DATASET:
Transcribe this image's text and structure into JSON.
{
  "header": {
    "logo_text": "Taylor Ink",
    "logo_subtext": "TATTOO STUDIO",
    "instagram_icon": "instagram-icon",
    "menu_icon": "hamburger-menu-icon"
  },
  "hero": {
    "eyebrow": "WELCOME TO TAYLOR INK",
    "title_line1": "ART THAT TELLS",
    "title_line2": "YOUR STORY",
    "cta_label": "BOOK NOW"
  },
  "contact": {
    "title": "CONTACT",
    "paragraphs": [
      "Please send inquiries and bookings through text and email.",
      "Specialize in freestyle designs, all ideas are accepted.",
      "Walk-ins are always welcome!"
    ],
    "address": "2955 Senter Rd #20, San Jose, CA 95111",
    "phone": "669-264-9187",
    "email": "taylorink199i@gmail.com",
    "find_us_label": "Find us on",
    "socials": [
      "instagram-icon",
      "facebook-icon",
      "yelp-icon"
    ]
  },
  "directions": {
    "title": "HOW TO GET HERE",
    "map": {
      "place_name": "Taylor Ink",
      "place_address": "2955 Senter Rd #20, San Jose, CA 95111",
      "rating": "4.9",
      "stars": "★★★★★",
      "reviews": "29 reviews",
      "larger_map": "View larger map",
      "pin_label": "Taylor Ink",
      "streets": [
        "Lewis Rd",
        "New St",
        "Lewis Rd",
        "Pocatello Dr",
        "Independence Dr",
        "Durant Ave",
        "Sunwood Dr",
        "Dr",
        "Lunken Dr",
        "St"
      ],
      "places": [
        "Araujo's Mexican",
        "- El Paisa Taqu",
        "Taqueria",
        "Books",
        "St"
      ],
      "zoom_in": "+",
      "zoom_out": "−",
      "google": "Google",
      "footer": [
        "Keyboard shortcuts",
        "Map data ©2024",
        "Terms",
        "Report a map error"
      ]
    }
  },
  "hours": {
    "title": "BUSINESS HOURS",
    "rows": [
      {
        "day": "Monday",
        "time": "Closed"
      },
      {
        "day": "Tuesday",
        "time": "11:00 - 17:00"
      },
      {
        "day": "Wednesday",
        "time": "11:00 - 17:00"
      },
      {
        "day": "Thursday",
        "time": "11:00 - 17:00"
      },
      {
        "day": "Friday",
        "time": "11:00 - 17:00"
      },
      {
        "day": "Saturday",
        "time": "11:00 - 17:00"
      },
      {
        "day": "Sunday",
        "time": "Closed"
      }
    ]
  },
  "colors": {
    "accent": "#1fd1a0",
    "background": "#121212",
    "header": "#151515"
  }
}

JOB: Repeat the data above, word for word.

RESULT OF THE TASK:
Transcribe this image's text and structure into JSON.
{
  "header": {
    "logo_text": "Taylor Ink",
    "logo_subtext": "TATTOO STUDIO",
    "instagram_icon": "instagram-icon",
    "menu_icon": "hamburger-menu-icon"
  },
  "hero": {
    "eyebrow": "WELCOME TO TAYLOR INK",
    "title_line1": "ART THAT TELLS",
    "title_line2": "YOUR STORY",
    "cta_label": "BOOK NOW"
  },
  "contact": {
    "title": "CONTACT",
    "paragraphs": [
      "Please send inquiries and bookings through text and email.",
      "Specialize in freestyle designs, all ideas are accepted.",
      "Walk-ins are always welcome!"
    ],
    "address": "2955 Senter Rd #20, San Jose, CA 95111",
    "phone": "669-264-9187",
    "email": "taylorink199i@gmail.com",
    "find_us_label": "Find us on",
    "socials": [
      "instagram-icon",
      "facebook-icon",
      "yelp-icon"
    ]
  },
  "directions": {
    "title": "HOW TO GET HERE",
    "map": {
      "place_name": "Taylor Ink",
      "place_address": "2955 Senter Rd #20, San Jose, CA 95111",
      "rating": "4.9",
      "stars": "★★★★★",
      "reviews": "29 reviews",
      "larger_map": "View larger map",
      "pin_label": "Taylor Ink",
      "streets": [
        "Lewis Rd",
        "New St",
        "Lewis Rd",
        "Pocatello Dr",
        "Independence Dr",
        "Durant Ave",
        "Sunwood Dr",
        "Dr",
        "Lunken Dr",
        "St"
      ],
      "places": [
        "Araujo's Mexican",
        "- El Paisa Taqu",
        "Taqueria",
        "Books",
        "St"
      ],
      "zoom_in": "+",
      "zoom_out": "−",
      "google": "Google",
      "footer": [
        "Keyboard shortcuts",
        "Map data ©2024",
        "Terms",
        "Report a map error"
      ]
    }
  },
  "hours": {
    "title": "BUSINESS HOURS",
    "rows": [
      {
        "day": "Monday",
        "time": "Closed"
      },
      {
        "day": "Tuesday",
        "time": "11:00 - 17:00"
      },
      {
        "day": "Wednesday",
        "time": "11:00 - 17:00"
      },
      {
        "day": "Thursday",
        "time": "11:00 - 17:00"
      },
      {
        "day": "Friday",
        "time": "11:00 - 17:00"
      },
      {
        "day": "Saturday",
        "time": "11:00 - 17:00"
      },
      {
        "day": "Sunday",
        "time": "Closed"
      }
    ]
  },
  "colors": {
    "accent": "#1fd1a0",
    "background": "#121212",
    "header": "#151515"
  }
}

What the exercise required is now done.